-------- Records to use --------

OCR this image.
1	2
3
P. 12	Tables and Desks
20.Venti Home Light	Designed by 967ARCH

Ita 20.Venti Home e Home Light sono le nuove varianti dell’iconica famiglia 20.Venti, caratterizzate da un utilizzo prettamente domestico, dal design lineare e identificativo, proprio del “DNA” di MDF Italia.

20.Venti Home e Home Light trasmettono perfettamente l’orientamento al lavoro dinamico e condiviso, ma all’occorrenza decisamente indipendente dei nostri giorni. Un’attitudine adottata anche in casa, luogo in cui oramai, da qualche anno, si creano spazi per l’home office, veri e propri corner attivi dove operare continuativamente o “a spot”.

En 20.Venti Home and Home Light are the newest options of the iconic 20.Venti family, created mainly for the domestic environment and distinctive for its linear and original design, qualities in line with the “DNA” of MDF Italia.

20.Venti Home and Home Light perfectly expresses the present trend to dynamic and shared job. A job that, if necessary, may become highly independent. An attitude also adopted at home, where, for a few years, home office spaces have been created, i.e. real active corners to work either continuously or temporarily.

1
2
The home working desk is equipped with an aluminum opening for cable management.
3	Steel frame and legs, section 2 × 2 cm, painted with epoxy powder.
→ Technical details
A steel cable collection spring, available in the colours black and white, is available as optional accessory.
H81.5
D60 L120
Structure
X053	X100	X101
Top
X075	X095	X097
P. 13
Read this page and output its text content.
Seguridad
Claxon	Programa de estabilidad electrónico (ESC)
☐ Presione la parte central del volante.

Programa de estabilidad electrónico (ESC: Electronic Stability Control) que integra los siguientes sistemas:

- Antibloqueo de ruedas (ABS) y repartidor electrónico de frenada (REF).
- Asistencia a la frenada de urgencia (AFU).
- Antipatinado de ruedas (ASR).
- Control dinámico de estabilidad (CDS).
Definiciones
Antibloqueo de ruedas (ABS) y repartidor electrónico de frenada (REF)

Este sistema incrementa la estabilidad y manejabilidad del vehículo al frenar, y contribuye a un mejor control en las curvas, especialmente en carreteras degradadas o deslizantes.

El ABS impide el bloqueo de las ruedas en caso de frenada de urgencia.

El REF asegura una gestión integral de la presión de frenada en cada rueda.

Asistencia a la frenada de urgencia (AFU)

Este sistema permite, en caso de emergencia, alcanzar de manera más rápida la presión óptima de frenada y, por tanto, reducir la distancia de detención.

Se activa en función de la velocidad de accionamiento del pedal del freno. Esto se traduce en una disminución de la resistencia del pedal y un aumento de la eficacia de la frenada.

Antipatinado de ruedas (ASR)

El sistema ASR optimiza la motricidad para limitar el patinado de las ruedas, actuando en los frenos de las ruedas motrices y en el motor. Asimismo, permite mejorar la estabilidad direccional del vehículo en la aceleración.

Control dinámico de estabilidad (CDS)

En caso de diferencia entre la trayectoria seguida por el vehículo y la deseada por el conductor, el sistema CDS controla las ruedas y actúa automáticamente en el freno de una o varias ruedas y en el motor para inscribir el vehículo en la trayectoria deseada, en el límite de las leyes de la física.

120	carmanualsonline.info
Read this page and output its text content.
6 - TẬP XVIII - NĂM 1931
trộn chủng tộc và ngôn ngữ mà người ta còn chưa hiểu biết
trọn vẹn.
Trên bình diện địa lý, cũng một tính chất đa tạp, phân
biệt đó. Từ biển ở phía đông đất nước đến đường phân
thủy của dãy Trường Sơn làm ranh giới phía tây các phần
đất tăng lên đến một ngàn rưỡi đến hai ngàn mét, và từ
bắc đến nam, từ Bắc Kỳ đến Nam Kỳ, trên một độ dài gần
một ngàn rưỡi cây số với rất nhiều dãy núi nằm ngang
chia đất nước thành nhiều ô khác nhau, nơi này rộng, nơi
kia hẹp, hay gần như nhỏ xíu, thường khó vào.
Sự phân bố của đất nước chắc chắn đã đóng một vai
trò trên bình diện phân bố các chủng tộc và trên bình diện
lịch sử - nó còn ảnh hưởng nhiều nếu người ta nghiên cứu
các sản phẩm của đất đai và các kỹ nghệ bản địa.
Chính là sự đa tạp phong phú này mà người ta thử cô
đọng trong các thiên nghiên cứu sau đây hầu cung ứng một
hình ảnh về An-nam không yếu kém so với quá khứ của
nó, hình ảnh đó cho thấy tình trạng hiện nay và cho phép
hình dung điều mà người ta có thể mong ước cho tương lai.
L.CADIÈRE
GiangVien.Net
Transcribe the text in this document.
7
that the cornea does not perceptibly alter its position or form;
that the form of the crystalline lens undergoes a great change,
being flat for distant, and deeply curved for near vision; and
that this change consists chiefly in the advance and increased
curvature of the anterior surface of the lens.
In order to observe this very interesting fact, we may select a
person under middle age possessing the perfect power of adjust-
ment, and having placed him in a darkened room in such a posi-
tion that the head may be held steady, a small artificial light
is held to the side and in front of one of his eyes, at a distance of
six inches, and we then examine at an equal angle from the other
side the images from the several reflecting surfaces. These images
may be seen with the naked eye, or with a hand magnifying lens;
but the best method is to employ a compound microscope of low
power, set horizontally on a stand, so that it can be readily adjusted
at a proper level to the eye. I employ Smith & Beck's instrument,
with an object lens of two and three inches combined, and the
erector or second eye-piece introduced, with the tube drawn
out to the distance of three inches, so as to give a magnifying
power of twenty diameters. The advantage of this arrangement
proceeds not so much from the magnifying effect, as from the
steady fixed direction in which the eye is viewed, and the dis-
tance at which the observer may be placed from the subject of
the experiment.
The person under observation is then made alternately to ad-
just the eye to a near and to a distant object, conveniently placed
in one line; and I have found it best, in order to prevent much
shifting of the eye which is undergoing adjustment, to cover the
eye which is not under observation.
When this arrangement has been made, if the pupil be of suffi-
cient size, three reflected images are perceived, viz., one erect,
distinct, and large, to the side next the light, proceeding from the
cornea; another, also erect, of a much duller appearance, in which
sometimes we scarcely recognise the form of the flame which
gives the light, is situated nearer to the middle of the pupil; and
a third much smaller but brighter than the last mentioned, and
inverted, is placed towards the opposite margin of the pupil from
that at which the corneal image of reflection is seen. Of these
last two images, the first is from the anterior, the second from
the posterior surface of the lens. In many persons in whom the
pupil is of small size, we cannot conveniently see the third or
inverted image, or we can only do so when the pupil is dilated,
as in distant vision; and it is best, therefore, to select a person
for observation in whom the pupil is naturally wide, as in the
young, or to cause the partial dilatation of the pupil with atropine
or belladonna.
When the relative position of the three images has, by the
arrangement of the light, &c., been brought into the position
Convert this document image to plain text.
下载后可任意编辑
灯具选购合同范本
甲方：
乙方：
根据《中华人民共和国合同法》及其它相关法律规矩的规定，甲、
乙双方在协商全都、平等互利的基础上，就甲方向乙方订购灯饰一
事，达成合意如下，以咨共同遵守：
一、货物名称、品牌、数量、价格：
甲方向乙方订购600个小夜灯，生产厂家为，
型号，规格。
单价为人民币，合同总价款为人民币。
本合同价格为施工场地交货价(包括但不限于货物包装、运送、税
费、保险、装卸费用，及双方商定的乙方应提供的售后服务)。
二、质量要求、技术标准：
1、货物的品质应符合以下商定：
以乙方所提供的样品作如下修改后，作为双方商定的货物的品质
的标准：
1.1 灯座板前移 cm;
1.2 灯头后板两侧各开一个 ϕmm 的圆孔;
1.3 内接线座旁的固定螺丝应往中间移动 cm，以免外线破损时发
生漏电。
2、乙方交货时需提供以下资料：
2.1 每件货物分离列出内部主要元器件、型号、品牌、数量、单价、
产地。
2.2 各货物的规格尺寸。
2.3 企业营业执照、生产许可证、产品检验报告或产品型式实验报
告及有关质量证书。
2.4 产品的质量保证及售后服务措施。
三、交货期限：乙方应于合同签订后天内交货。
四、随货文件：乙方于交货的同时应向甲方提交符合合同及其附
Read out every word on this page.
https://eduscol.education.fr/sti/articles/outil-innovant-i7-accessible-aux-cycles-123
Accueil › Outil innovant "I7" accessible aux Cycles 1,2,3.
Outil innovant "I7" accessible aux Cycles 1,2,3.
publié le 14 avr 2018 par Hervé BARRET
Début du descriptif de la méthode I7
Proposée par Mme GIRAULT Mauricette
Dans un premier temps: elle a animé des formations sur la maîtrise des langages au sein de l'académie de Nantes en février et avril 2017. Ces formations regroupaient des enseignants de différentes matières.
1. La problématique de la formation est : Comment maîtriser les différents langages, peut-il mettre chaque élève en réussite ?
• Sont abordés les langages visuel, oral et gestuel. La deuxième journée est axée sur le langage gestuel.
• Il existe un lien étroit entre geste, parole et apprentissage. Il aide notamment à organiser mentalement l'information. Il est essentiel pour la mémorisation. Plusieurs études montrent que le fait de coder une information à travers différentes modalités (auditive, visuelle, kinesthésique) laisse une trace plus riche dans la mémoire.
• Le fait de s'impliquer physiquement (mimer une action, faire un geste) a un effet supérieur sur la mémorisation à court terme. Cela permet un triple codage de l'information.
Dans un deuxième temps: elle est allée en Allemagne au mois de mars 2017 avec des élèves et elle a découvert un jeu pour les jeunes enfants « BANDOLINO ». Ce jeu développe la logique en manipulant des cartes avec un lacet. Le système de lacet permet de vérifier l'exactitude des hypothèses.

--------

**Written instruction:** Reproduce only the lines from the line containing "Convert this document image to plain text." to the last line of the material above, both of those lines included.

**Solution to this task:**
Convert this document image to plain text.
下载后可任意编辑
灯具选购合同范本
甲方：
乙方：
根据《中华人民共和国合同法》及其它相关法律规矩的规定，甲、
乙双方在协商全都、平等互利的基础上，就甲方向乙方订购灯饰一
事，达成合意如下，以咨共同遵守：
一、货物名称、品牌、数量、价格：
甲方向乙方订购600个小夜灯，生产厂家为，
型号，规格。
单价为人民币，合同总价款为人民币。
本合同价格为施工场地交货价(包括但不限于货物包装、运送、税
费、保险、装卸费用，及双方商定的乙方应提供的售后服务)。
二、质量要求、技术标准：
1、货物的品质应符合以下商定：
以乙方所提供的样品作如下修改后，作为双方商定的货物的品质
的标准：
1.1 灯座板前移 cm;
1.2 灯头后板两侧各开一个 ϕmm 的圆孔;
1.3 内接线座旁的固定螺丝应往中间移动 cm，以免外线破损时发
生漏电。
2、乙方交货时需提供以下资料：
2.1 每件货物分离列出内部主要元器件、型号、品牌、数量、单价、
产地。
2.2 各货物的规格尺寸。
2.3 企业营业执照、生产许可证、产品检验报告或产品型式实验报
告及有关质量证书。
2.4 产品的质量保证及售后服务措施。
三、交货期限：乙方应于合同签订后天内交货。
四、随货文件：乙方于交货的同时应向甲方提交符合合同及其附
Read out every word on this page.
https://eduscol.education.fr/sti/articles/outil-innovant-i7-accessible-aux-cycles-123
Accueil › Outil innovant "I7" accessible aux Cycles 1,2,3.
Outil innovant "I7" accessible aux Cycles 1,2,3.
publié le 14 avr 2018 par Hervé BARRET
Début du descriptif de la méthode I7
Proposée par Mme GIRAULT Mauricette
Dans un premier temps: elle a animé des formations sur la maîtrise des langages au sein de l'académie de Nantes en février et avril 2017. Ces formations regroupaient des enseignants de différentes matières.
1. La problématique de la formation est : Comment maîtriser les différents langages, peut-il mettre chaque élève en réussite ?
• Sont abordés les langages visuel, oral et gestuel. La deuxième journée est axée sur le langage gestuel.
• Il existe un lien étroit entre geste, parole et apprentissage. Il aide notamment à organiser mentalement l'information. Il est essentiel pour la mémorisation. Plusieurs études montrent que le fait de coder une information à travers différentes modalités (auditive, visuelle, kinesthésique) laisse une trace plus riche dans la mémoire.
• Le fait de s'impliquer physiquement (mimer une action, faire un geste) a un effet supérieur sur la mémorisation à court terme. Cela permet un triple codage de l'information.
Dans un deuxième temps: elle est allée en Allemagne au mois de mars 2017 avec des élèves et elle a découvert un jeu pour les jeunes enfants « BANDOLINO ». Ce jeu développe la logique en manipulant des cartes avec un lacet. Le système de lacet permet de vérifier l'exactitude des hypothèses.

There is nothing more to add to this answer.